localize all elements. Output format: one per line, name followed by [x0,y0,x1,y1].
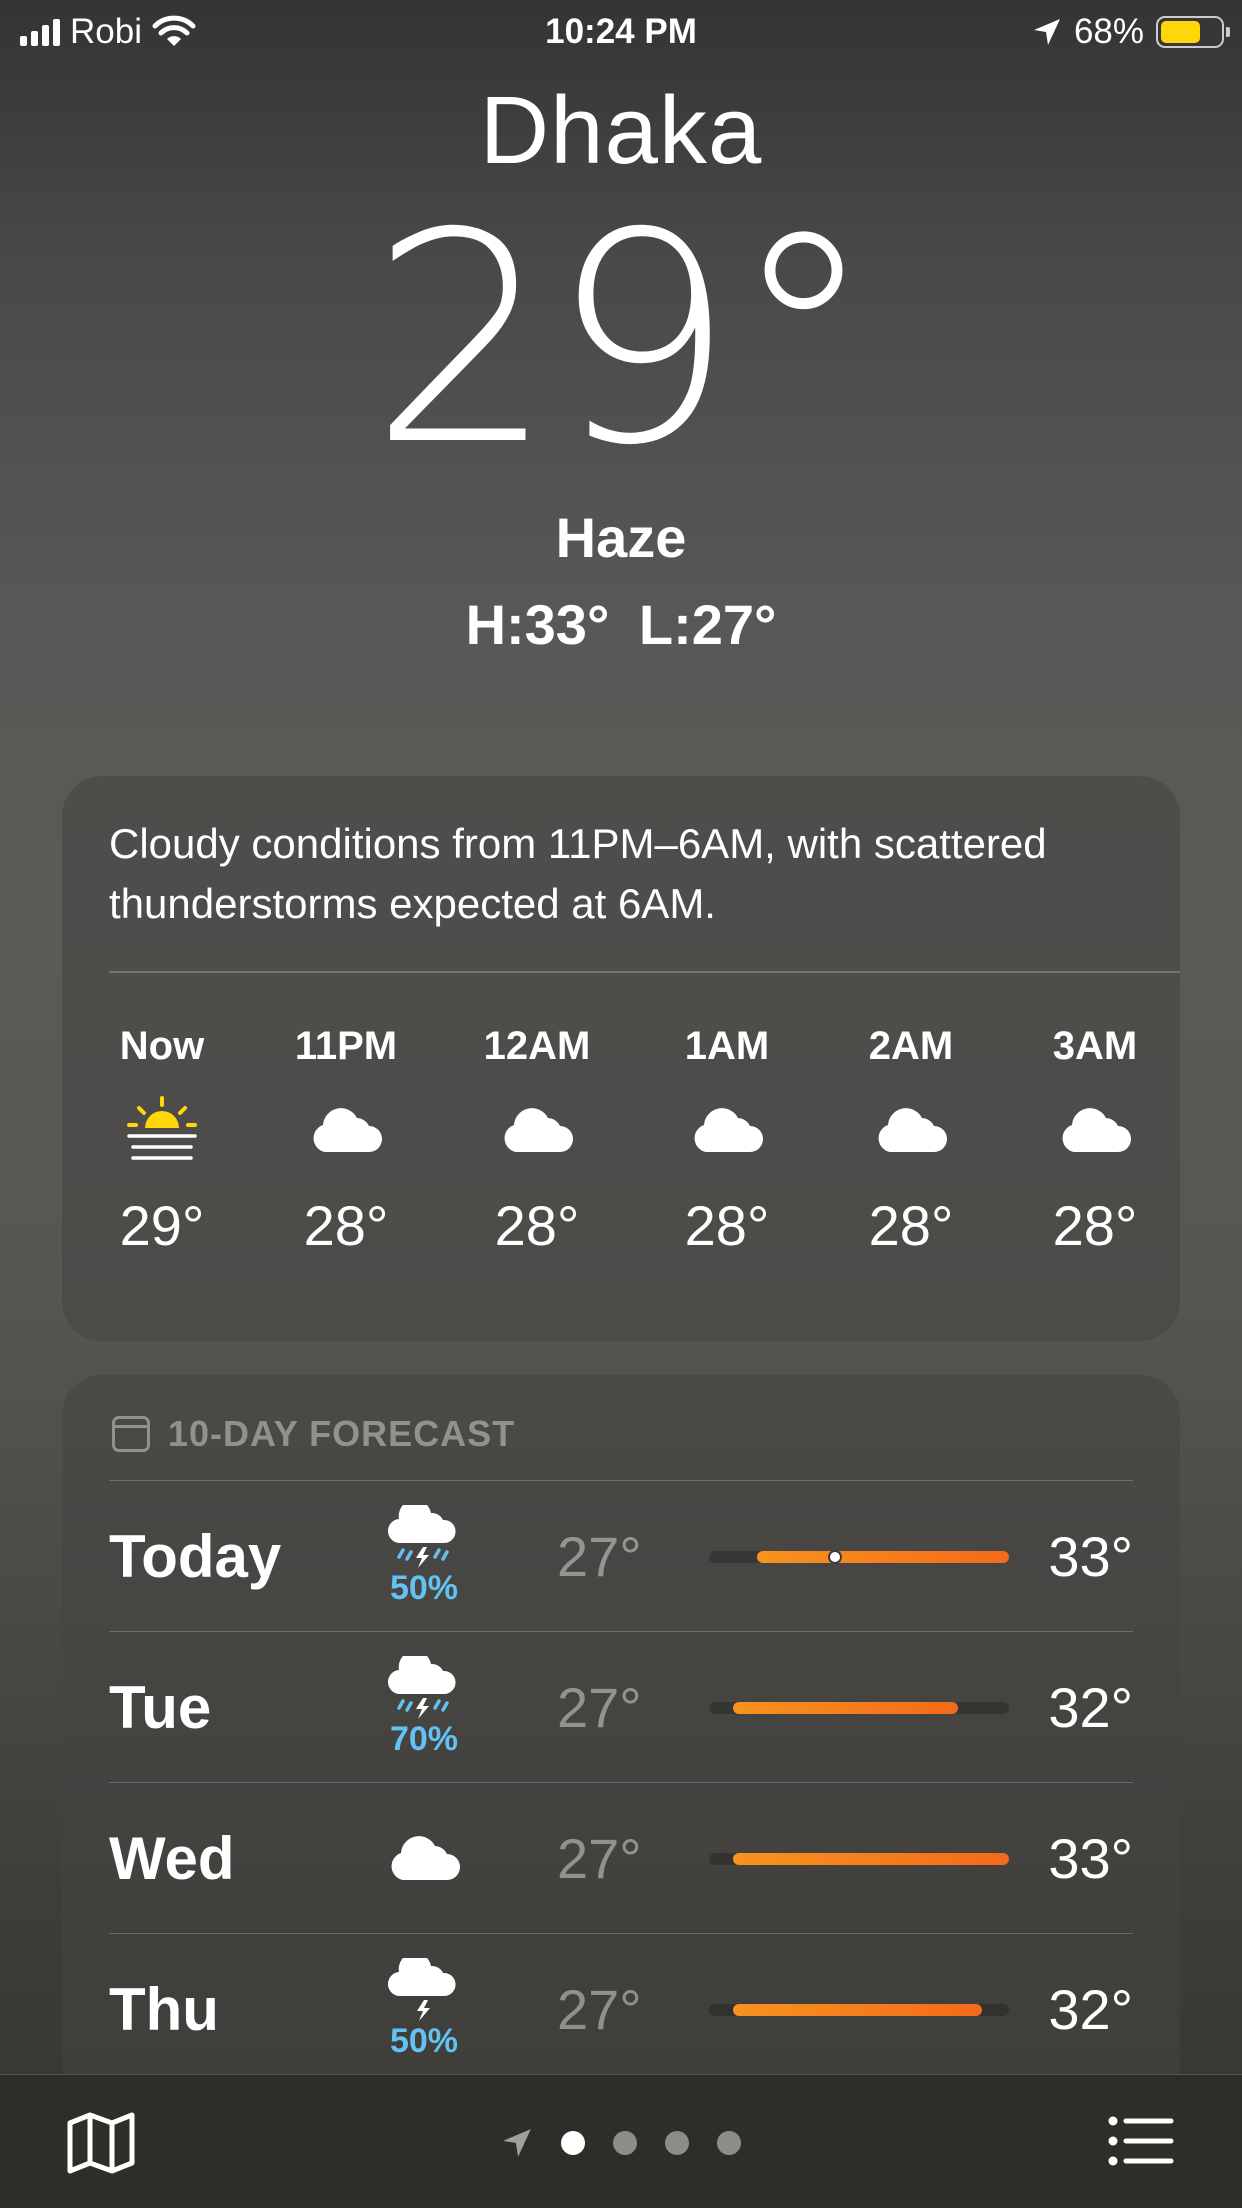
forecast-weather: 70% [369,1632,479,1783]
cloud-icon [1020,1076,1170,1186]
temp-range-bar [733,1853,1009,1865]
high-low: H:33° L:27° [465,593,777,656]
cloud-icon [836,1076,986,1186]
location-arrow-icon [1033,19,1060,45]
cloud-icon [652,1076,802,1186]
bottom-toolbar [0,2074,1242,2208]
status-bar: Robi 10:24 PM 68% [0,0,1242,62]
divider [109,971,1180,973]
forecast-row-wed[interactable]: Wed 27° 33° [109,1782,1133,1933]
hour-temp: 28° [303,1194,389,1257]
forecast-low: 27° [557,1827,642,1890]
battery-percent: 68% [1073,12,1144,51]
current-temperature: 29° [369,172,876,509]
thunderstorm-icon [388,1958,456,2021]
forecast-high: 33° [1048,1525,1133,1588]
hour-item: 1AM 28° [652,1016,802,1266]
cloud-icon [462,1076,612,1186]
temp-range-track [709,2004,1009,2016]
forecast-header: 10-DAY FORECAST [112,1413,515,1455]
temp-range-bar [733,1702,958,1714]
temp-range-bar [757,1551,1009,1563]
forecast-row-tue[interactable]: Tue 70% 27° 32° [109,1631,1133,1782]
hour-time: 1AM [684,1024,770,1068]
page-dot[interactable] [717,2131,741,2155]
current-condition: Haze [555,506,687,569]
city-name: Dhaka [479,77,763,184]
forecast-low: 27° [557,1525,642,1588]
forecast-high: 33° [1048,1827,1133,1890]
current-temp-marker [828,1550,842,1564]
page-dot[interactable] [613,2131,637,2155]
thunderstorm-rain-icon [388,1505,456,1568]
page-indicator[interactable] [0,2127,1242,2159]
forecast-high: 32° [1048,1978,1133,2041]
ten-day-forecast-card[interactable]: 10-DAY FORECAST Today 50% 27° 33° Tue 70… [62,1375,1180,2135]
hour-temp: 28° [1052,1194,1138,1257]
hour-temp: 29° [119,1194,205,1257]
list-icon[interactable] [1108,2115,1174,2167]
temp-range-track [709,1853,1009,1865]
hourly-summary: Cloudy conditions from 11PM–6AM, with sc… [109,820,1047,927]
hour-time: Now [119,1024,205,1068]
forecast-day: Tue [109,1674,212,1741]
thunderstorm-rain-icon [388,1656,456,1719]
sunset-haze-icon [87,1076,237,1186]
hour-time: 11PM [294,1024,398,1068]
page-dot[interactable] [665,2131,689,2155]
forecast-low: 27° [557,1676,642,1739]
status-right: 68% [1032,12,1230,52]
forecast-weather: 50% [369,1934,479,2085]
hour-item: 2AM 28° [836,1016,986,1266]
forecast-low: 27° [557,1978,642,2041]
hour-time: 2AM [868,1024,954,1068]
hour-temp: 28° [684,1194,770,1257]
forecast-weather: 50% [369,1481,479,1632]
hour-item: 11PM 28° [271,1016,421,1266]
calendar-icon [112,1416,150,1452]
temp-range-track [709,1702,1009,1714]
precip-chance: 50% [389,2022,459,2060]
hour-time: 3AM [1052,1024,1138,1068]
hour-temp: 28° [494,1194,580,1257]
forecast-day: Today [109,1523,282,1590]
hour-item: 3AM 28° [1020,1016,1170,1266]
forecast-day: Thu [109,1976,219,2043]
cloud-icon [271,1076,421,1186]
precip-chance: 70% [389,1720,459,1758]
cloud-icon [391,1835,460,1880]
forecast-day: Wed [109,1825,235,1892]
forecast-weather [369,1783,479,1934]
temp-range-track [709,1550,1009,1564]
location-arrow-icon[interactable] [501,2127,533,2159]
forecast-row-today[interactable]: Today 50% 27° 33° [109,1480,1133,1631]
hour-temp: 28° [868,1194,954,1257]
hourly-forecast-card[interactable]: Cloudy conditions from 11PM–6AM, with sc… [62,776,1180,1341]
precip-chance: 50% [389,1569,459,1607]
battery-icon [1156,16,1230,48]
battery-fill [1161,21,1201,43]
hour-time: 12AM [483,1024,591,1068]
forecast-high: 32° [1048,1676,1133,1739]
page-dot[interactable] [561,2131,585,2155]
forecast-title: 10-DAY FORECAST [168,1413,516,1454]
hour-item: Now 29° [87,1016,237,1266]
forecast-row-thu[interactable]: Thu 50% 27° 32° [109,1933,1133,2084]
temp-range-bar [733,2004,982,2016]
hour-item: 12AM 28° [462,1016,612,1266]
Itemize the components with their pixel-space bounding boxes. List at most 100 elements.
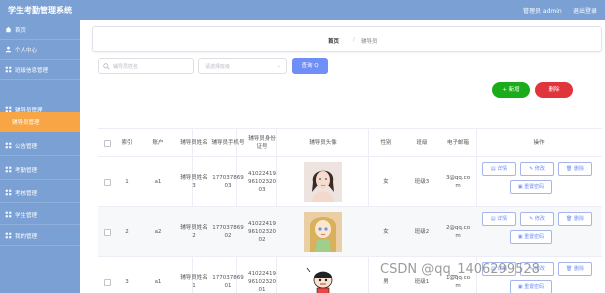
- admin-label: 管理员 admin: [523, 8, 562, 15]
- header-account: 账户: [152, 140, 164, 146]
- grid-icon: [5, 142, 12, 149]
- trash-icon: 🗑: [566, 166, 573, 172]
- detail-button[interactable]: ▤ 详情: [482, 212, 516, 226]
- query-button[interactable]: 查询 Q: [292, 58, 328, 74]
- header-name: 辅导员姓名: [180, 140, 208, 146]
- sidebar-item-student[interactable]: 学生管理: [0, 205, 80, 225]
- header-id-number: 辅导员身份证号: [248, 136, 276, 150]
- reset-password-button[interactable]: ▣ 重置密码: [510, 280, 552, 293]
- search-name-placeholder: 辅导员姓名: [113, 64, 139, 70]
- add-button[interactable]: + 新增: [492, 82, 530, 98]
- header-gender: 性别: [380, 140, 392, 146]
- sidebar: 首页 个人中心 班级信息管理 辅导员管理 辅导员管理 公告管理 考勤管理 考核管…: [0, 20, 80, 293]
- row-select-cell[interactable]: [98, 257, 116, 293]
- grid-icon: [5, 66, 12, 73]
- cell-id-number: 410224199610232003: [248, 171, 276, 193]
- cell-index: 1: [125, 179, 129, 185]
- row-select-cell[interactable]: [98, 157, 116, 207]
- row-delete-button[interactable]: 🗑 删除: [558, 212, 592, 226]
- cell-avatar: [278, 207, 368, 257]
- cell-class: 班级3: [414, 179, 430, 185]
- select-all-checkbox[interactable]: [103, 139, 111, 147]
- sidebar-item-label: 我的管理: [15, 234, 38, 240]
- sidebar-item-mine[interactable]: 我的管理: [0, 226, 80, 246]
- sidebar-item-assessment[interactable]: 考核管理: [0, 183, 80, 203]
- top-bar: 学生考勤管理系统 管理员 admin 退出登录: [0, 0, 605, 20]
- search-icon: [103, 63, 110, 70]
- reset-label: 重置密码: [524, 184, 545, 190]
- edit-label: 修改: [534, 216, 545, 222]
- user-icon: [5, 46, 12, 53]
- cell-phone: 17703786901: [212, 275, 244, 289]
- reset-icon: ▣: [517, 184, 523, 190]
- row-select-cell[interactable]: [98, 207, 116, 257]
- sidebar-item-profile[interactable]: 个人中心: [0, 40, 80, 60]
- trash-icon: 🗑: [566, 266, 573, 272]
- table-row: 2 a2 辅导员姓名2 17703786902 4102241996102320…: [98, 207, 602, 257]
- grid-icon: [5, 232, 12, 239]
- header-index: 索引: [121, 140, 133, 146]
- cell-class: 班级2: [414, 229, 430, 235]
- chevron-down-icon: ⌄: [276, 63, 281, 69]
- edit-button[interactable]: ✎ 修改: [520, 162, 554, 176]
- cell-avatar: [278, 157, 368, 207]
- app-title: 学生考勤管理系统: [8, 6, 72, 15]
- row-checkbox[interactable]: [103, 278, 111, 286]
- breadcrumb-home[interactable]: 首页: [328, 37, 339, 45]
- detail-button[interactable]: ▤ 详情: [482, 162, 516, 176]
- edit-icon: ✎: [529, 166, 534, 172]
- row-delete-button[interactable]: 🗑 删除: [558, 162, 592, 176]
- row-checkbox[interactable]: [103, 228, 111, 236]
- detail-label: 详情: [497, 216, 508, 222]
- reset-password-button[interactable]: ▣ 重置密码: [510, 180, 552, 194]
- cell-gender: 女: [383, 229, 389, 235]
- sidebar-item-label: 学生管理: [15, 213, 38, 219]
- cell-gender: 女: [383, 179, 389, 185]
- reset-password-button[interactable]: ▣ 重置密码: [510, 230, 552, 244]
- class-select-placeholder: 请选择班级: [205, 64, 231, 70]
- sidebar-item-label: 考核管理: [15, 191, 38, 197]
- reset-icon: ▣: [517, 234, 523, 240]
- cell-id-number: 410224199610232001: [248, 271, 276, 293]
- sidebar-item-label: 公告管理: [15, 144, 38, 150]
- delete-button[interactable]: 删除: [535, 82, 573, 98]
- cell-account: a1: [154, 179, 162, 185]
- cell-avatar: [278, 257, 368, 293]
- logout-link[interactable]: 退出登录: [573, 6, 597, 15]
- main-content: 首页 / 辅导员 辅导员姓名 请选择班级 ⌄ 查询 Q + 新增 删除 索引 账…: [80, 20, 605, 293]
- row-operations: ▤ 详情 ✎ 修改 🗑 删除 ▣ 重置密码: [476, 162, 602, 202]
- search-name-input[interactable]: 辅导员姓名: [98, 58, 194, 74]
- edit-button[interactable]: ✎ 修改: [520, 212, 554, 226]
- header-avatar: 辅导员头像: [309, 140, 337, 146]
- grid-icon: [5, 189, 12, 196]
- delete-label: 删除: [573, 166, 584, 172]
- grid-icon: [5, 166, 12, 173]
- sidebar-subitem-counselor[interactable]: 辅导员管理: [0, 112, 80, 132]
- delete-label: 删除: [573, 216, 584, 222]
- trash-icon: 🗑: [566, 216, 573, 222]
- select-all-cell[interactable]: [98, 129, 116, 157]
- cell-index: 3: [125, 279, 129, 285]
- counselor-avatar-photo: [304, 162, 342, 202]
- sidebar-item-class[interactable]: 班级信息管理: [0, 60, 80, 80]
- header-class: 班级: [416, 140, 428, 146]
- edit-label: 修改: [534, 166, 545, 172]
- counselor-avatar-cartoon: [304, 262, 342, 293]
- watermark-text: CSDN @qq_1406299528: [380, 262, 540, 277]
- detail-icon: ▤: [490, 166, 496, 172]
- row-delete-button[interactable]: 🗑 删除: [558, 262, 592, 276]
- reset-label: 重置密码: [524, 234, 545, 240]
- header-phone: 辅导员手机号: [211, 140, 245, 146]
- sidebar-item-home[interactable]: 首页: [0, 20, 80, 40]
- reset-icon: ▣: [517, 284, 523, 290]
- grid-icon: [5, 211, 12, 218]
- header-email: 电子邮箱: [446, 140, 469, 146]
- sidebar-item-label: 考勤管理: [15, 168, 38, 174]
- sidebar-item-notice[interactable]: 公告管理: [0, 136, 80, 156]
- sidebar-item-attendance[interactable]: 考勤管理: [0, 160, 80, 180]
- header-operations: 操作: [533, 140, 545, 146]
- row-checkbox[interactable]: [103, 178, 111, 186]
- class-select[interactable]: 请选择班级 ⌄: [198, 58, 287, 74]
- cell-name: 辅导员姓名2: [180, 225, 208, 239]
- cell-index: 2: [125, 229, 129, 235]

## WHAT TO PRODUCE:
In the listing, starting with the line containing "forecast-weather: 70% [369,1632,479,1783]" and going on through the line containing "current-temperature: 29° [369,172,876,509]", what do those lines read with "cloud-icon" swapped for "overcast-icon" and everything else unchanged?

## EXPECTED ANSWER:
forecast-weather: 70% [369,1632,479,1783]
overcast-icon [1020,1076,1170,1186]
temp-range-bar [733,1853,1009,1865]
high-low: H:33° L:27° [465,593,777,656]
overcast-icon [836,1076,986,1186]
location-arrow-icon [1033,19,1060,45]
overcast-icon [652,1076,802,1186]
bottom-toolbar [0,2074,1242,2208]
status-bar: Robi 10:24 PM 68% [0,0,1242,62]
divider [109,971,1180,973]
forecast-row-wed[interactable]: Wed 27° 33° [109,1782,1133,1933]
hour-temp: 28° [303,1194,389,1257]
forecast-low: 27° [557,1827,642,1890]
battery-percent: 68% [1073,12,1144,51]
current-temperature: 29° [369,172,876,509]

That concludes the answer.